Keep only the lines where "Current" appears.
::::
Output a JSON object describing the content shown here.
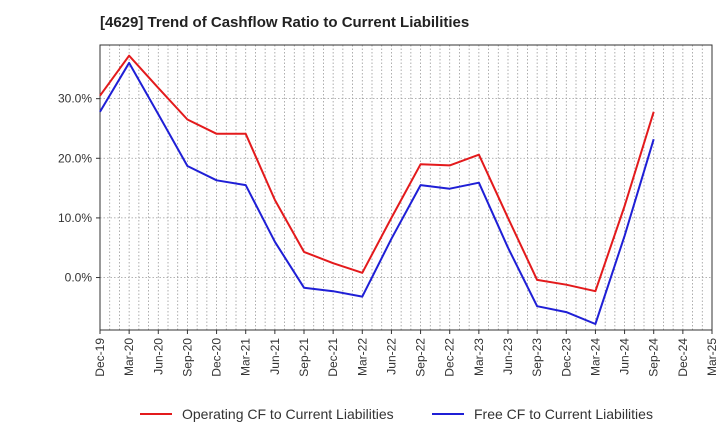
{
  "title": "[4629]  Trend of Cashflow Ratio to Current Liabilities",
  "chart_data": {
    "type": "line",
    "x": [
      "Dec-19",
      "Mar-20",
      "Jun-20",
      "Sep-20",
      "Dec-20",
      "Mar-21",
      "Jun-21",
      "Sep-21",
      "Dec-21",
      "Mar-22",
      "Jun-22",
      "Sep-22",
      "Dec-22",
      "Mar-23",
      "Jun-23",
      "Sep-23",
      "Dec-23",
      "Mar-24",
      "Jun-24",
      "Sep-24",
      "Dec-24",
      "Mar-25"
    ],
    "series": [
      {
        "name": "Operating CF to Current Liabilities",
        "color": "#e31a1c",
        "values": [
          30.5,
          37.2,
          31.8,
          26.5,
          24.1,
          24.1,
          13.0,
          4.3,
          2.4,
          0.8,
          10.0,
          19.0,
          18.8,
          20.6,
          10.0,
          -0.4,
          -1.2,
          -2.3,
          12.0,
          27.8,
          null,
          null
        ]
      },
      {
        "name": "Free CF to Current Liabilities",
        "color": "#1f1fd6",
        "values": [
          27.8,
          36.0,
          27.4,
          18.7,
          16.3,
          15.5,
          6.0,
          -1.7,
          -2.3,
          -3.2,
          6.5,
          15.5,
          14.9,
          15.9,
          5.0,
          -4.8,
          -5.8,
          -7.8,
          7.0,
          23.2,
          null,
          null
        ]
      }
    ],
    "y_ticks": [
      "0.0%",
      "10.0%",
      "20.0%",
      "30.0%"
    ],
    "y_tick_values": [
      0,
      10,
      20,
      30
    ],
    "ylim": [
      -8.8,
      39.0
    ],
    "grid": true,
    "legend_position": "bottom"
  }
}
::::
RESULT:
  "title": "[4629]  Trend of Cashflow Ratio to Current Liabilities",
        "name": "Operating CF to Current Liabilities",
        "name": "Free CF to Current Liabilities",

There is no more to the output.